::: SOURCE MATERIAL :::

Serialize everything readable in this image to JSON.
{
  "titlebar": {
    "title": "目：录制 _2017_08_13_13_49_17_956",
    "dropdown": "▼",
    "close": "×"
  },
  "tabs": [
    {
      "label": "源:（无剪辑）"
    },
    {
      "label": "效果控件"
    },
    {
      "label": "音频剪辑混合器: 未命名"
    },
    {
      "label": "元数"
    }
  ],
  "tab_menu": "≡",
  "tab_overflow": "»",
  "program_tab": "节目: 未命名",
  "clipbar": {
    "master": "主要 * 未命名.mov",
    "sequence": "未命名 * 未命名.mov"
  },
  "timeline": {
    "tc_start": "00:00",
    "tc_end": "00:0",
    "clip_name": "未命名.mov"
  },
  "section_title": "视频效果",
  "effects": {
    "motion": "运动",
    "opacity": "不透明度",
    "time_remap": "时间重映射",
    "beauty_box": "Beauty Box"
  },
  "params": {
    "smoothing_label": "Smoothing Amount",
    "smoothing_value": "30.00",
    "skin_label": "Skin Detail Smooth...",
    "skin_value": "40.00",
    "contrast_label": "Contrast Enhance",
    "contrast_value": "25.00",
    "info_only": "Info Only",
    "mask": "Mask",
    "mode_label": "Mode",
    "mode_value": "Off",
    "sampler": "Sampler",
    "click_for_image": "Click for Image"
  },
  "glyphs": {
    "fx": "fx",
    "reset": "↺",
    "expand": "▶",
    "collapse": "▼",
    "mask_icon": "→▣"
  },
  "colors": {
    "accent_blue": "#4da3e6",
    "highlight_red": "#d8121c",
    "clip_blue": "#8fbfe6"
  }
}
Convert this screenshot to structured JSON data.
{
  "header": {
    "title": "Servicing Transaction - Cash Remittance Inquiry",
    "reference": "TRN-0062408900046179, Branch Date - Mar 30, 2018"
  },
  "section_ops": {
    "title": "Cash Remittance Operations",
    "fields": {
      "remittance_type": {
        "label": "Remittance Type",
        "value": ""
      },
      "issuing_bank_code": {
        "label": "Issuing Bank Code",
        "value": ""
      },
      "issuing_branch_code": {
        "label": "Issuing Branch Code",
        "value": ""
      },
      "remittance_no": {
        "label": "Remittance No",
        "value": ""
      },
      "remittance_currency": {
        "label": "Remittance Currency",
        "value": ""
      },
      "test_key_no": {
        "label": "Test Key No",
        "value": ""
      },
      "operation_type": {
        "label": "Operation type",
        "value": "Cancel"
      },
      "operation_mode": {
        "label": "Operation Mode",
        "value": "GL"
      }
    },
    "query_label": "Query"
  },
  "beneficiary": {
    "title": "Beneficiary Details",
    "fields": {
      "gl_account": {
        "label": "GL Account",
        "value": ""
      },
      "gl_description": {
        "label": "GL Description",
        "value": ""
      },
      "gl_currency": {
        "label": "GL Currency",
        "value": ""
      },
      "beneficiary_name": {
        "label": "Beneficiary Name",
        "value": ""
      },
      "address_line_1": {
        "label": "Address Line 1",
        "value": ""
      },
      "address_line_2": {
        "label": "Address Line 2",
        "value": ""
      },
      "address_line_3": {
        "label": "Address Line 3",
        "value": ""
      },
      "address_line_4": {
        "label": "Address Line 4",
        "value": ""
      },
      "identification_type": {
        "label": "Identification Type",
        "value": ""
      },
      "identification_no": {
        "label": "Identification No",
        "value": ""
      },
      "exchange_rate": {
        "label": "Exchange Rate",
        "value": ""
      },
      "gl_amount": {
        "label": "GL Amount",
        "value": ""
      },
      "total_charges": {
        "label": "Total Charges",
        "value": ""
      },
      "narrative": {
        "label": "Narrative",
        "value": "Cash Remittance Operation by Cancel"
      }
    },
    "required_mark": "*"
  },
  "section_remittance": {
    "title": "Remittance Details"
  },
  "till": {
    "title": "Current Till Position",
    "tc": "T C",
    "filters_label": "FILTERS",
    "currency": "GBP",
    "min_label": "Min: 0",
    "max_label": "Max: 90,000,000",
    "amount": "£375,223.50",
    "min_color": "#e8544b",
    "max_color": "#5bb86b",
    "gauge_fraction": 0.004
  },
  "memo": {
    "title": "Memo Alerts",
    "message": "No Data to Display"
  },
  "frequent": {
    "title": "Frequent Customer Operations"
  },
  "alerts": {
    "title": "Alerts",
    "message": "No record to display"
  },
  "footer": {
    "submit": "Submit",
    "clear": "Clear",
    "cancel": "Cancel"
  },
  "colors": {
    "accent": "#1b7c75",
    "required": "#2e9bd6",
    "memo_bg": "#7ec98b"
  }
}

:::

EXERCISE DETAILS: Give back all the records exactly as they stand.

RESPONSE BELOW:
Serialize everything readable in this image to JSON.
{
  "titlebar": {
    "title": "目：录制 _2017_08_13_13_49_17_956",
    "dropdown": "▼",
    "close": "×"
  },
  "tabs": [
    {
      "label": "源:（无剪辑）"
    },
    {
      "label": "效果控件"
    },
    {
      "label": "音频剪辑混合器: 未命名"
    },
    {
      "label": "元数"
    }
  ],
  "tab_menu": "≡",
  "tab_overflow": "»",
  "program_tab": "节目: 未命名",
  "clipbar": {
    "master": "主要 * 未命名.mov",
    "sequence": "未命名 * 未命名.mov"
  },
  "timeline": {
    "tc_start": "00:00",
    "tc_end": "00:0",
    "clip_name": "未命名.mov"
  },
  "section_title": "视频效果",
  "effects": {
    "motion": "运动",
    "opacity": "不透明度",
    "time_remap": "时间重映射",
    "beauty_box": "Beauty Box"
  },
  "params": {
    "smoothing_label": "Smoothing Amount",
    "smoothing_value": "30.00",
    "skin_label": "Skin Detail Smooth...",
    "skin_value": "40.00",
    "contrast_label": "Contrast Enhance",
    "contrast_value": "25.00",
    "info_only": "Info Only",
    "mask": "Mask",
    "mode_label": "Mode",
    "mode_value": "Off",
    "sampler": "Sampler",
    "click_for_image": "Click for Image"
  },
  "glyphs": {
    "fx": "fx",
    "reset": "↺",
    "expand": "▶",
    "collapse": "▼",
    "mask_icon": "→▣"
  },
  "colors": {
    "accent_blue": "#4da3e6",
    "highlight_red": "#d8121c",
    "clip_blue": "#8fbfe6"
  }
}
Convert this screenshot to structured JSON data.
{
  "header": {
    "title": "Servicing Transaction - Cash Remittance Inquiry",
    "reference": "TRN-0062408900046179, Branch Date - Mar 30, 2018"
  },
  "section_ops": {
    "title": "Cash Remittance Operations",
    "fields": {
      "remittance_type": {
        "label": "Remittance Type",
        "value": ""
      },
      "issuing_bank_code": {
        "label": "Issuing Bank Code",
        "value": ""
      },
      "issuing_branch_code": {
        "label": "Issuing Branch Code",
        "value": ""
      },
      "remittance_no": {
        "label": "Remittance No",
        "value": ""
      },
      "remittance_currency": {
        "label": "Remittance Currency",
        "value": ""
      },
      "test_key_no": {
        "label": "Test Key No",
        "value": ""
      },
      "operation_type": {
        "label": "Operation type",
        "value": "Cancel"
      },
      "operation_mode": {
        "label": "Operation Mode",
        "value": "GL"
      }
    },
    "query_label": "Query"
  },
  "beneficiary": {
    "title": "Beneficiary Details",
    "fields": {
      "gl_account": {
        "label": "GL Account",
        "value": ""
      },
      "gl_description": {
        "label": "GL Description",
        "value": ""
      },
      "gl_currency": {
        "label": "GL Currency",
        "value": ""
      },
      "beneficiary_name": {
        "label": "Beneficiary Name",
        "value": ""
      },
      "address_line_1": {
        "label": "Address Line 1",
        "value": ""
      },
      "address_line_2": {
        "label": "Address Line 2",
        "value": ""
      },
      "address_line_3": {
        "label": "Address Line 3",
        "value": ""
      },
      "address_line_4": {
        "label": "Address Line 4",
        "value": ""
      },
      "identification_type": {
        "label": "Identification Type",
        "value": ""
      },
      "identification_no": {
        "label": "Identification No",
        "value": ""
      },
      "exchange_rate": {
        "label": "Exchange Rate",
        "value": ""
      },
      "gl_amount": {
        "label": "GL Amount",
        "value": ""
      },
      "total_charges": {
        "label": "Total Charges",
        "value": ""
      },
      "narrative": {
        "label": "Narrative",
        "value": "Cash Remittance Operation by Cancel"
      }
    },
    "required_mark": "*"
  },
  "section_remittance": {
    "title": "Remittance Details"
  },
  "till": {
    "title": "Current Till Position",
    "tc": "T C",
    "filters_label": "FILTERS",
    "currency": "GBP",
    "min_label": "Min: 0",
    "max_label": "Max: 90,000,000",
    "amount": "£375,223.50",
    "min_color": "#e8544b",
    "max_color": "#5bb86b",
    "gauge_fraction": 0.004
  },
  "memo": {
    "title": "Memo Alerts",
    "message": "No Data to Display"
  },
  "frequent": {
    "title": "Frequent Customer Operations"
  },
  "alerts": {
    "title": "Alerts",
    "message": "No record to display"
  },
  "footer": {
    "submit": "Submit",
    "clear": "Clear",
    "cancel": "Cancel"
  },
  "colors": {
    "accent": "#1b7c75",
    "required": "#2e9bd6",
    "memo_bg": "#7ec98b"
  }
}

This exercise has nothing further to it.